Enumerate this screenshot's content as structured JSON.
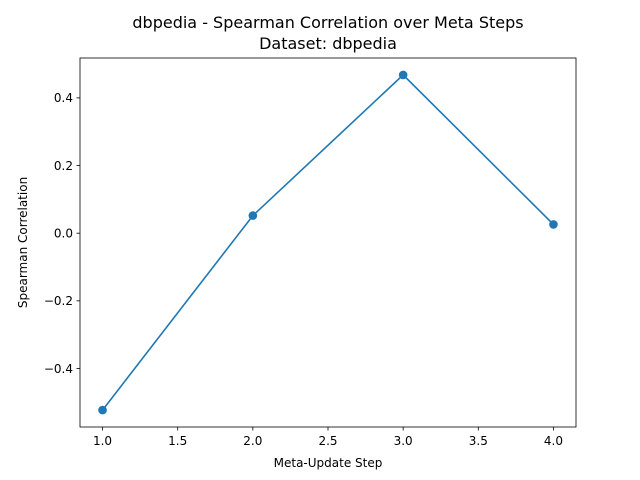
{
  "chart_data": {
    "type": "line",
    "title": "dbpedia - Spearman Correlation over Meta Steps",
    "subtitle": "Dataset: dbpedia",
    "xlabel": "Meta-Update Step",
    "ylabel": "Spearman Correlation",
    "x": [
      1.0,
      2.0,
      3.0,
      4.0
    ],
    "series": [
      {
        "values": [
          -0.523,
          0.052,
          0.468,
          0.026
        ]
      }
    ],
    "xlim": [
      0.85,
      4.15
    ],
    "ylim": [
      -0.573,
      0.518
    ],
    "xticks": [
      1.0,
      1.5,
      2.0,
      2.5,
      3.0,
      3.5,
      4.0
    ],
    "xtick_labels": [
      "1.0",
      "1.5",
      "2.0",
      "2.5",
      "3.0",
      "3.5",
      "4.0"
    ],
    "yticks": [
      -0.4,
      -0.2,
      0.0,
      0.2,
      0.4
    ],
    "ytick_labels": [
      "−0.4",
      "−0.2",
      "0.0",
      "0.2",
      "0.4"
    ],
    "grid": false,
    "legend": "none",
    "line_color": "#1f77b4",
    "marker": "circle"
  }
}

════════════════

### Task description
Repeat the data above exactly, but not the pictures.

### Task result
Enumerate this screenshot's content as structured JSON.
{
  "chart_data": {
    "type": "line",
    "title": "dbpedia - Spearman Correlation over Meta Steps",
    "subtitle": "Dataset: dbpedia",
    "xlabel": "Meta-Update Step",
    "ylabel": "Spearman Correlation",
    "x": [
      1.0,
      2.0,
      3.0,
      4.0
    ],
    "series": [
      {
        "values": [
          -0.523,
          0.052,
          0.468,
          0.026
        ]
      }
    ],
    "xlim": [
      0.85,
      4.15
    ],
    "ylim": [
      -0.573,
      0.518
    ],
    "xticks": [
      1.0,
      1.5,
      2.0,
      2.5,
      3.0,
      3.5,
      4.0
    ],
    "xtick_labels": [
      "1.0",
      "1.5",
      "2.0",
      "2.5",
      "3.0",
      "3.5",
      "4.0"
    ],
    "yticks": [
      -0.4,
      -0.2,
      0.0,
      0.2,
      0.4
    ],
    "ytick_labels": [
      "−0.4",
      "−0.2",
      "0.0",
      "0.2",
      "0.4"
    ],
    "grid": false,
    "legend": "none",
    "line_color": "#1f77b4",
    "marker": "circle"
  }
}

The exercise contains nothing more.